YOUR TASK: Reproduce the listing below in its entirety. Change nothing.

** begin PROVIDED RECORDS **

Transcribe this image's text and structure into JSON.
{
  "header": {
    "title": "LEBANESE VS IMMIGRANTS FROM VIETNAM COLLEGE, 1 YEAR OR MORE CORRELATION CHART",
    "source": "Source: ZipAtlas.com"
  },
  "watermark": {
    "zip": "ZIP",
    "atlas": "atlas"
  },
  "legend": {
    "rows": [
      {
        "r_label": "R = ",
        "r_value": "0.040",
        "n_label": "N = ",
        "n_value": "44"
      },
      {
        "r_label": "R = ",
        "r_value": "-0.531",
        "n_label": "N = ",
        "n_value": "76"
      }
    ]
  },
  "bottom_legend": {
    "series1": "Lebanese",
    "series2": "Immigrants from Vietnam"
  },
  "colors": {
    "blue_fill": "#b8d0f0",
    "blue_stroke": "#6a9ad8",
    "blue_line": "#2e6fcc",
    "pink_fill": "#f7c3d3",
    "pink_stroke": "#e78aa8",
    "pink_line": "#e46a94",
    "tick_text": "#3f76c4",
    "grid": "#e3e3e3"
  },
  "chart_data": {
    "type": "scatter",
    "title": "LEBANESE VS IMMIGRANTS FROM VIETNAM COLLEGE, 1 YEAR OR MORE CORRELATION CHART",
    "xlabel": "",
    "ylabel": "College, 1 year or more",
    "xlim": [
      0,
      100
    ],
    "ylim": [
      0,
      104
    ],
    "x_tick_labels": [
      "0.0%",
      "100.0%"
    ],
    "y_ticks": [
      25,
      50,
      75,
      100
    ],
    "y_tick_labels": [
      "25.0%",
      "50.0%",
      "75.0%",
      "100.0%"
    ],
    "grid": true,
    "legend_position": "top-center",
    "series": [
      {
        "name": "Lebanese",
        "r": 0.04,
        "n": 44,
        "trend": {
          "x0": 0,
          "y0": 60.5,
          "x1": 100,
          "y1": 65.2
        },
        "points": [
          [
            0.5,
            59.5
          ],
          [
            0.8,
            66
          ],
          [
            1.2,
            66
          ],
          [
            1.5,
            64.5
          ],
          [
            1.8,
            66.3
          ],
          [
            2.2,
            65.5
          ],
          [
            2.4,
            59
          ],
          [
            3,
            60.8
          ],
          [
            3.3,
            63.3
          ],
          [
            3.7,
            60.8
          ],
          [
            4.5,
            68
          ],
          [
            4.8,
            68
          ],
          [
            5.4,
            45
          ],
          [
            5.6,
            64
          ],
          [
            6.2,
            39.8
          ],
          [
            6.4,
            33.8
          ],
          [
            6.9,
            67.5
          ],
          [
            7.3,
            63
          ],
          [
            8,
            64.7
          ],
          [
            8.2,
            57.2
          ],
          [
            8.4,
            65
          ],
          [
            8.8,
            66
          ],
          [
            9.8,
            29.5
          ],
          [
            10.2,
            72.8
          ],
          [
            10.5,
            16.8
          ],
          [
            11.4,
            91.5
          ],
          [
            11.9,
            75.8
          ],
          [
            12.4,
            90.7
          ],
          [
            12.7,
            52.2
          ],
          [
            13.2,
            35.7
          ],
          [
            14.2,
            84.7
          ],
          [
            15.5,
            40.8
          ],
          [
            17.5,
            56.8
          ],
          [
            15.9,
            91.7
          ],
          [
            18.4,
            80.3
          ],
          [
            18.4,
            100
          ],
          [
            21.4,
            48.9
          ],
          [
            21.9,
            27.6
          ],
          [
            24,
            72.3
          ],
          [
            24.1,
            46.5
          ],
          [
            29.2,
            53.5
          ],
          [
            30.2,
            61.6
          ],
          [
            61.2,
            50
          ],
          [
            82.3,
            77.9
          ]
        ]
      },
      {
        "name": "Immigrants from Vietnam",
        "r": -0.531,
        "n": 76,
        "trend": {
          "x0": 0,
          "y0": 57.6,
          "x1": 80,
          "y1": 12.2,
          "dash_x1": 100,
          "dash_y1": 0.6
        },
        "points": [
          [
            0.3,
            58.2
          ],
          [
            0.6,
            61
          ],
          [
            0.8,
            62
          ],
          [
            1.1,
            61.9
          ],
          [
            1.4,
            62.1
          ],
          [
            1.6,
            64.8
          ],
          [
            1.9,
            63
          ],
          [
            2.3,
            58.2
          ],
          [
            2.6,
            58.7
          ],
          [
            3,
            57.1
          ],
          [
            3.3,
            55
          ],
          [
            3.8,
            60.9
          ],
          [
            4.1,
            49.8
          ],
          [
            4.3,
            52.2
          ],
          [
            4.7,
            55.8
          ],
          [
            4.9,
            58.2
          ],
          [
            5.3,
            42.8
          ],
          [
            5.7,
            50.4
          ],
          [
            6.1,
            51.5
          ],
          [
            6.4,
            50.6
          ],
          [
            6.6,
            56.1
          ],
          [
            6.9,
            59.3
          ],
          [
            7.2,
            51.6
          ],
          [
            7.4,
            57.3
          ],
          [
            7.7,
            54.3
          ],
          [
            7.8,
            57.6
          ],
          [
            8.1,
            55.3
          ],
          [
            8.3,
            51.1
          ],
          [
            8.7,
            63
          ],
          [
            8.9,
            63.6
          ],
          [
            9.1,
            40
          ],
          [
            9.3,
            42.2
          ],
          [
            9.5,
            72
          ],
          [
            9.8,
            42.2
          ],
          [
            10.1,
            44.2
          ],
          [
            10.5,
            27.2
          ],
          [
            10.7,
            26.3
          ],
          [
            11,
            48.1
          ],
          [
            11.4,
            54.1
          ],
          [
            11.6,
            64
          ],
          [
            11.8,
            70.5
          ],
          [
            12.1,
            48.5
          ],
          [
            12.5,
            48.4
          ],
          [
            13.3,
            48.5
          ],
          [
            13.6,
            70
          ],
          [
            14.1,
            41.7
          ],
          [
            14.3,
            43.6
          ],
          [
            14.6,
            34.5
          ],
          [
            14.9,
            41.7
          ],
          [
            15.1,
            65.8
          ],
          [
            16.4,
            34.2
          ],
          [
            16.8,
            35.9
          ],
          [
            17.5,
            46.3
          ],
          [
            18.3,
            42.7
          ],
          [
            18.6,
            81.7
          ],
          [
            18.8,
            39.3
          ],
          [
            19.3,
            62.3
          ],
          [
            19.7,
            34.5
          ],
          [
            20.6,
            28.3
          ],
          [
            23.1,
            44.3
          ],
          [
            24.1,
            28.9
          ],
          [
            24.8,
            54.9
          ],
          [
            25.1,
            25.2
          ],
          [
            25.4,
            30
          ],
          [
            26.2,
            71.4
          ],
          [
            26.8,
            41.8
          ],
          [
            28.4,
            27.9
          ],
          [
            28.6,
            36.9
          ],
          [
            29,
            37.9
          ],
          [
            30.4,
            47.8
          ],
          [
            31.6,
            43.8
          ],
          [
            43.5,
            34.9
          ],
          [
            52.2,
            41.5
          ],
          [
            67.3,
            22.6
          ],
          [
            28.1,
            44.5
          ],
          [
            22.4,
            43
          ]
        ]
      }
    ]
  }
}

** end PROVIDED RECORDS **

RESULT BELOW:
Transcribe this image's text and structure into JSON.
{
  "header": {
    "title": "LEBANESE VS IMMIGRANTS FROM VIETNAM COLLEGE, 1 YEAR OR MORE CORRELATION CHART",
    "source": "Source: ZipAtlas.com"
  },
  "watermark": {
    "zip": "ZIP",
    "atlas": "atlas"
  },
  "legend": {
    "rows": [
      {
        "r_label": "R = ",
        "r_value": "0.040",
        "n_label": "N = ",
        "n_value": "44"
      },
      {
        "r_label": "R = ",
        "r_value": "-0.531",
        "n_label": "N = ",
        "n_value": "76"
      }
    ]
  },
  "bottom_legend": {
    "series1": "Lebanese",
    "series2": "Immigrants from Vietnam"
  },
  "colors": {
    "blue_fill": "#b8d0f0",
    "blue_stroke": "#6a9ad8",
    "blue_line": "#2e6fcc",
    "pink_fill": "#f7c3d3",
    "pink_stroke": "#e78aa8",
    "pink_line": "#e46a94",
    "tick_text": "#3f76c4",
    "grid": "#e3e3e3"
  },
  "chart_data": {
    "type": "scatter",
    "title": "LEBANESE VS IMMIGRANTS FROM VIETNAM COLLEGE, 1 YEAR OR MORE CORRELATION CHART",
    "xlabel": "",
    "ylabel": "College, 1 year or more",
    "xlim": [
      0,
      100
    ],
    "ylim": [
      0,
      104
    ],
    "x_tick_labels": [
      "0.0%",
      "100.0%"
    ],
    "y_ticks": [
      25,
      50,
      75,
      100
    ],
    "y_tick_labels": [
      "25.0%",
      "50.0%",
      "75.0%",
      "100.0%"
    ],
    "grid": true,
    "legend_position": "top-center",
    "series": [
      {
        "name": "Lebanese",
        "r": 0.04,
        "n": 44,
        "trend": {
          "x0": 0,
          "y0": 60.5,
          "x1": 100,
          "y1": 65.2
        },
        "points": [
          [
            0.5,
            59.5
          ],
          [
            0.8,
            66
          ],
          [
            1.2,
            66
          ],
          [
            1.5,
            64.5
          ],
          [
            1.8,
            66.3
          ],
          [
            2.2,
            65.5
          ],
          [
            2.4,
            59
          ],
          [
            3,
            60.8
          ],
          [
            3.3,
            63.3
          ],
          [
            3.7,
            60.8
          ],
          [
            4.5,
            68
          ],
          [
            4.8,
            68
          ],
          [
            5.4,
            45
          ],
          [
            5.6,
            64
          ],
          [
            6.2,
            39.8
          ],
          [
            6.4,
            33.8
          ],
          [
            6.9,
            67.5
          ],
          [
            7.3,
            63
          ],
          [
            8,
            64.7
          ],
          [
            8.2,
            57.2
          ],
          [
            8.4,
            65
          ],
          [
            8.8,
            66
          ],
          [
            9.8,
            29.5
          ],
          [
            10.2,
            72.8
          ],
          [
            10.5,
            16.8
          ],
          [
            11.4,
            91.5
          ],
          [
            11.9,
            75.8
          ],
          [
            12.4,
            90.7
          ],
          [
            12.7,
            52.2
          ],
          [
            13.2,
            35.7
          ],
          [
            14.2,
            84.7
          ],
          [
            15.5,
            40.8
          ],
          [
            17.5,
            56.8
          ],
          [
            15.9,
            91.7
          ],
          [
            18.4,
            80.3
          ],
          [
            18.4,
            100
          ],
          [
            21.4,
            48.9
          ],
          [
            21.9,
            27.6
          ],
          [
            24,
            72.3
          ],
          [
            24.1,
            46.5
          ],
          [
            29.2,
            53.5
          ],
          [
            30.2,
            61.6
          ],
          [
            61.2,
            50
          ],
          [
            82.3,
            77.9
          ]
        ]
      },
      {
        "name": "Immigrants from Vietnam",
        "r": -0.531,
        "n": 76,
        "trend": {
          "x0": 0,
          "y0": 57.6,
          "x1": 80,
          "y1": 12.2,
          "dash_x1": 100,
          "dash_y1": 0.6
        },
        "points": [
          [
            0.3,
            58.2
          ],
          [
            0.6,
            61
          ],
          [
            0.8,
            62
          ],
          [
            1.1,
            61.9
          ],
          [
            1.4,
            62.1
          ],
          [
            1.6,
            64.8
          ],
          [
            1.9,
            63
          ],
          [
            2.3,
            58.2
          ],
          [
            2.6,
            58.7
          ],
          [
            3,
            57.1
          ],
          [
            3.3,
            55
          ],
          [
            3.8,
            60.9
          ],
          [
            4.1,
            49.8
          ],
          [
            4.3,
            52.2
          ],
          [
            4.7,
            55.8
          ],
          [
            4.9,
            58.2
          ],
          [
            5.3,
            42.8
          ],
          [
            5.7,
            50.4
          ],
          [
            6.1,
            51.5
          ],
          [
            6.4,
            50.6
          ],
          [
            6.6,
            56.1
          ],
          [
            6.9,
            59.3
          ],
          [
            7.2,
            51.6
          ],
          [
            7.4,
            57.3
          ],
          [
            7.7,
            54.3
          ],
          [
            7.8,
            57.6
          ],
          [
            8.1,
            55.3
          ],
          [
            8.3,
            51.1
          ],
          [
            8.7,
            63
          ],
          [
            8.9,
            63.6
          ],
          [
            9.1,
            40
          ],
          [
            9.3,
            42.2
          ],
          [
            9.5,
            72
          ],
          [
            9.8,
            42.2
          ],
          [
            10.1,
            44.2
          ],
          [
            10.5,
            27.2
          ],
          [
            10.7,
            26.3
          ],
          [
            11,
            48.1
          ],
          [
            11.4,
            54.1
          ],
          [
            11.6,
            64
          ],
          [
            11.8,
            70.5
          ],
          [
            12.1,
            48.5
          ],
          [
            12.5,
            48.4
          ],
          [
            13.3,
            48.5
          ],
          [
            13.6,
            70
          ],
          [
            14.1,
            41.7
          ],
          [
            14.3,
            43.6
          ],
          [
            14.6,
            34.5
          ],
          [
            14.9,
            41.7
          ],
          [
            15.1,
            65.8
          ],
          [
            16.4,
            34.2
          ],
          [
            16.8,
            35.9
          ],
          [
            17.5,
            46.3
          ],
          [
            18.3,
            42.7
          ],
          [
            18.6,
            81.7
          ],
          [
            18.8,
            39.3
          ],
          [
            19.3,
            62.3
          ],
          [
            19.7,
            34.5
          ],
          [
            20.6,
            28.3
          ],
          [
            23.1,
            44.3
          ],
          [
            24.1,
            28.9
          ],
          [
            24.8,
            54.9
          ],
          [
            25.1,
            25.2
          ],
          [
            25.4,
            30
          ],
          [
            26.2,
            71.4
          ],
          [
            26.8,
            41.8
          ],
          [
            28.4,
            27.9
          ],
          [
            28.6,
            36.9
          ],
          [
            29,
            37.9
          ],
          [
            30.4,
            47.8
          ],
          [
            31.6,
            43.8
          ],
          [
            43.5,
            34.9
          ],
          [
            52.2,
            41.5
          ],
          [
            67.3,
            22.6
          ],
          [
            28.1,
            44.5
          ],
          [
            22.4,
            43
          ]
        ]
      }
    ]
  }
}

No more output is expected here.